● STORED ROWS
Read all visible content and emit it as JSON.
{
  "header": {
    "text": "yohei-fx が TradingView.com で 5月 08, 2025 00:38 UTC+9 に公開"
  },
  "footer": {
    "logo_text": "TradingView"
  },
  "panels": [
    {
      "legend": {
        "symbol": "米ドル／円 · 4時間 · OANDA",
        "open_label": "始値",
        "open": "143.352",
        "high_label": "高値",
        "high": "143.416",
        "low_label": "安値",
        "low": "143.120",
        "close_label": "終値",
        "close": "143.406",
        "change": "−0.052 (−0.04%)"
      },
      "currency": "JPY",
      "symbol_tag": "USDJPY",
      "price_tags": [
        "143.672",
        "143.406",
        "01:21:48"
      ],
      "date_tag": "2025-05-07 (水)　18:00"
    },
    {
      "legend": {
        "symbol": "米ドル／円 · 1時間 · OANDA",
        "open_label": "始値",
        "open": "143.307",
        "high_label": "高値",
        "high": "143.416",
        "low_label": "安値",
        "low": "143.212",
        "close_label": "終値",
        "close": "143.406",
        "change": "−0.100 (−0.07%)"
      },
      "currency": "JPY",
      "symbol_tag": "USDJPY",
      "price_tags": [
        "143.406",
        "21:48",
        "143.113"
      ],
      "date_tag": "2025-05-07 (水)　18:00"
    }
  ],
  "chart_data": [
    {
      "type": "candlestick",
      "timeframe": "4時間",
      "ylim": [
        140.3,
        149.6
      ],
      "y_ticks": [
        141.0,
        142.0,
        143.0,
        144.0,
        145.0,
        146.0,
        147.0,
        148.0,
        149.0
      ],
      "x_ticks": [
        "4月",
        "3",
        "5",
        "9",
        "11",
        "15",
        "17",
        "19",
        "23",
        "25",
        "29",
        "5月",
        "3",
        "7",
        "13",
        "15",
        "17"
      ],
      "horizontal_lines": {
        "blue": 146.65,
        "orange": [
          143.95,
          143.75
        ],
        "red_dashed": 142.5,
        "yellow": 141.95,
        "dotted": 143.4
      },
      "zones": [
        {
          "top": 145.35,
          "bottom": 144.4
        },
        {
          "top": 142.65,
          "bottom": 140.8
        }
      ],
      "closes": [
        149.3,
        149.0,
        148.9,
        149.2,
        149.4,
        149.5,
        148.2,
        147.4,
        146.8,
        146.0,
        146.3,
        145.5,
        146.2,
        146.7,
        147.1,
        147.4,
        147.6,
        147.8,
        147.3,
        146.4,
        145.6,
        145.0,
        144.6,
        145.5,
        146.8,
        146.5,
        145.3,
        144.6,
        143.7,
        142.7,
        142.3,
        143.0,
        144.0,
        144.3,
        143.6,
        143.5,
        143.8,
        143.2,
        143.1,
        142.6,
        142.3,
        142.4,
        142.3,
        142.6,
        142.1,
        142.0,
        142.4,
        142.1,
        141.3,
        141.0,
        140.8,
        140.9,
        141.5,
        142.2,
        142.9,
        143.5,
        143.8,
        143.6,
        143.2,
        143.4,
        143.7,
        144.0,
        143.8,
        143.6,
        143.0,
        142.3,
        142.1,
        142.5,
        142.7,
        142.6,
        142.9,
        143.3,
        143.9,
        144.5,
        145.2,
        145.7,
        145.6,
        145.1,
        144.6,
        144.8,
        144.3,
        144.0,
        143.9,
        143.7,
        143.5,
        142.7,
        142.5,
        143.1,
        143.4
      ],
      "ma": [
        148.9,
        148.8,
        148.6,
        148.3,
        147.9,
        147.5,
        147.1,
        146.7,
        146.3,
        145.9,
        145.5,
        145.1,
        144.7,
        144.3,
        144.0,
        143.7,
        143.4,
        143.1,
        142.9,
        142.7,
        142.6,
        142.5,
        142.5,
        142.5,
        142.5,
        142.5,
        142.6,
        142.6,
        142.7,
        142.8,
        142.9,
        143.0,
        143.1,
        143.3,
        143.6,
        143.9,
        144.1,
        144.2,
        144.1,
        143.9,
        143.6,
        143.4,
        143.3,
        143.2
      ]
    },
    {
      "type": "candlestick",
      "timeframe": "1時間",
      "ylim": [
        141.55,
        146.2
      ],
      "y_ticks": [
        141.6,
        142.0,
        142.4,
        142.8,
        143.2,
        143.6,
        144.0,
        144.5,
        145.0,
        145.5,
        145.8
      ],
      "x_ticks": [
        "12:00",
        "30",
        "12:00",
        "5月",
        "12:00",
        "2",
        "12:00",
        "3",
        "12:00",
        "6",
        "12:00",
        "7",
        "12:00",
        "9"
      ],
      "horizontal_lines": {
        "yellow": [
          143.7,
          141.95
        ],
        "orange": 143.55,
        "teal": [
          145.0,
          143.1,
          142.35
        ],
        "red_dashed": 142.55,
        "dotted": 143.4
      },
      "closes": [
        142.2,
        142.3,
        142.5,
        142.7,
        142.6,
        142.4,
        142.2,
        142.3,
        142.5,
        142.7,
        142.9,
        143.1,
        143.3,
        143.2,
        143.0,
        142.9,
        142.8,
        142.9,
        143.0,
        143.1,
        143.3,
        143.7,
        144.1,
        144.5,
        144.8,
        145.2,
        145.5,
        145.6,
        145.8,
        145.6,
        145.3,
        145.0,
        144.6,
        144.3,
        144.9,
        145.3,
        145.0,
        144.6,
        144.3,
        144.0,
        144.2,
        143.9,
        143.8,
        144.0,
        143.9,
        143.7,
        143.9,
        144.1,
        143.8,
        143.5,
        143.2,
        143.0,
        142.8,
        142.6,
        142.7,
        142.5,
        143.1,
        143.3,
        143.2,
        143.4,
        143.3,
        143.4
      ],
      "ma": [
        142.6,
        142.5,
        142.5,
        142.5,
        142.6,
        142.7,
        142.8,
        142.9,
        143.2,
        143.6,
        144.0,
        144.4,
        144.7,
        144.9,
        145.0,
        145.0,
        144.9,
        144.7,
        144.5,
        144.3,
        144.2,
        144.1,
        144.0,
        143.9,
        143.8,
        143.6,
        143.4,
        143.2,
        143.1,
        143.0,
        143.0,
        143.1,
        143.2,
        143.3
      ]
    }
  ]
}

● STATED TASK
Repeat the material above in full, quoting it exactly.

● ANSWER TO THIS TASK
Read all visible content and emit it as JSON.
{
  "header": {
    "text": "yohei-fx が TradingView.com で 5月 08, 2025 00:38 UTC+9 に公開"
  },
  "footer": {
    "logo_text": "TradingView"
  },
  "panels": [
    {
      "legend": {
        "symbol": "米ドル／円 · 4時間 · OANDA",
        "open_label": "始値",
        "open": "143.352",
        "high_label": "高値",
        "high": "143.416",
        "low_label": "安値",
        "low": "143.120",
        "close_label": "終値",
        "close": "143.406",
        "change": "−0.052 (−0.04%)"
      },
      "currency": "JPY",
      "symbol_tag": "USDJPY",
      "price_tags": [
        "143.672",
        "143.406",
        "01:21:48"
      ],
      "date_tag": "2025-05-07 (水)　18:00"
    },
    {
      "legend": {
        "symbol": "米ドル／円 · 1時間 · OANDA",
        "open_label": "始値",
        "open": "143.307",
        "high_label": "高値",
        "high": "143.416",
        "low_label": "安値",
        "low": "143.212",
        "close_label": "終値",
        "close": "143.406",
        "change": "−0.100 (−0.07%)"
      },
      "currency": "JPY",
      "symbol_tag": "USDJPY",
      "price_tags": [
        "143.406",
        "21:48",
        "143.113"
      ],
      "date_tag": "2025-05-07 (水)　18:00"
    }
  ],
  "chart_data": [
    {
      "type": "candlestick",
      "timeframe": "4時間",
      "ylim": [
        140.3,
        149.6
      ],
      "y_ticks": [
        141.0,
        142.0,
        143.0,
        144.0,
        145.0,
        146.0,
        147.0,
        148.0,
        149.0
      ],
      "x_ticks": [
        "4月",
        "3",
        "5",
        "9",
        "11",
        "15",
        "17",
        "19",
        "23",
        "25",
        "29",
        "5月",
        "3",
        "7",
        "13",
        "15",
        "17"
      ],
      "horizontal_lines": {
        "blue": 146.65,
        "orange": [
          143.95,
          143.75
        ],
        "red_dashed": 142.5,
        "yellow": 141.95,
        "dotted": 143.4
      },
      "zones": [
        {
          "top": 145.35,
          "bottom": 144.4
        },
        {
          "top": 142.65,
          "bottom": 140.8
        }
      ],
      "closes": [
        149.3,
        149.0,
        148.9,
        149.2,
        149.4,
        149.5,
        148.2,
        147.4,
        146.8,
        146.0,
        146.3,
        145.5,
        146.2,
        146.7,
        147.1,
        147.4,
        147.6,
        147.8,
        147.3,
        146.4,
        145.6,
        145.0,
        144.6,
        145.5,
        146.8,
        146.5,
        145.3,
        144.6,
        143.7,
        142.7,
        142.3,
        143.0,
        144.0,
        144.3,
        143.6,
        143.5,
        143.8,
        143.2,
        143.1,
        142.6,
        142.3,
        142.4,
        142.3,
        142.6,
        142.1,
        142.0,
        142.4,
        142.1,
        141.3,
        141.0,
        140.8,
        140.9,
        141.5,
        142.2,
        142.9,
        143.5,
        143.8,
        143.6,
        143.2,
        143.4,
        143.7,
        144.0,
        143.8,
        143.6,
        143.0,
        142.3,
        142.1,
        142.5,
        142.7,
        142.6,
        142.9,
        143.3,
        143.9,
        144.5,
        145.2,
        145.7,
        145.6,
        145.1,
        144.6,
        144.8,
        144.3,
        144.0,
        143.9,
        143.7,
        143.5,
        142.7,
        142.5,
        143.1,
        143.4
      ],
      "ma": [
        148.9,
        148.8,
        148.6,
        148.3,
        147.9,
        147.5,
        147.1,
        146.7,
        146.3,
        145.9,
        145.5,
        145.1,
        144.7,
        144.3,
        144.0,
        143.7,
        143.4,
        143.1,
        142.9,
        142.7,
        142.6,
        142.5,
        142.5,
        142.5,
        142.5,
        142.5,
        142.6,
        142.6,
        142.7,
        142.8,
        142.9,
        143.0,
        143.1,
        143.3,
        143.6,
        143.9,
        144.1,
        144.2,
        144.1,
        143.9,
        143.6,
        143.4,
        143.3,
        143.2
      ]
    },
    {
      "type": "candlestick",
      "timeframe": "1時間",
      "ylim": [
        141.55,
        146.2
      ],
      "y_ticks": [
        141.6,
        142.0,
        142.4,
        142.8,
        143.2,
        143.6,
        144.0,
        144.5,
        145.0,
        145.5,
        145.8
      ],
      "x_ticks": [
        "12:00",
        "30",
        "12:00",
        "5月",
        "12:00",
        "2",
        "12:00",
        "3",
        "12:00",
        "6",
        "12:00",
        "7",
        "12:00",
        "9"
      ],
      "horizontal_lines": {
        "yellow": [
          143.7,
          141.95
        ],
        "orange": 143.55,
        "teal": [
          145.0,
          143.1,
          142.35
        ],
        "red_dashed": 142.55,
        "dotted": 143.4
      },
      "closes": [
        142.2,
        142.3,
        142.5,
        142.7,
        142.6,
        142.4,
        142.2,
        142.3,
        142.5,
        142.7,
        142.9,
        143.1,
        143.3,
        143.2,
        143.0,
        142.9,
        142.8,
        142.9,
        143.0,
        143.1,
        143.3,
        143.7,
        144.1,
        144.5,
        144.8,
        145.2,
        145.5,
        145.6,
        145.8,
        145.6,
        145.3,
        145.0,
        144.6,
        144.3,
        144.9,
        145.3,
        145.0,
        144.6,
        144.3,
        144.0,
        144.2,
        143.9,
        143.8,
        144.0,
        143.9,
        143.7,
        143.9,
        144.1,
        143.8,
        143.5,
        143.2,
        143.0,
        142.8,
        142.6,
        142.7,
        142.5,
        143.1,
        143.3,
        143.2,
        143.4,
        143.3,
        143.4
      ],
      "ma": [
        142.6,
        142.5,
        142.5,
        142.5,
        142.6,
        142.7,
        142.8,
        142.9,
        143.2,
        143.6,
        144.0,
        144.4,
        144.7,
        144.9,
        145.0,
        145.0,
        144.9,
        144.7,
        144.5,
        144.3,
        144.2,
        144.1,
        144.0,
        143.9,
        143.8,
        143.6,
        143.4,
        143.2,
        143.1,
        143.0,
        143.0,
        143.1,
        143.2,
        143.3
      ]
    }
  ]
}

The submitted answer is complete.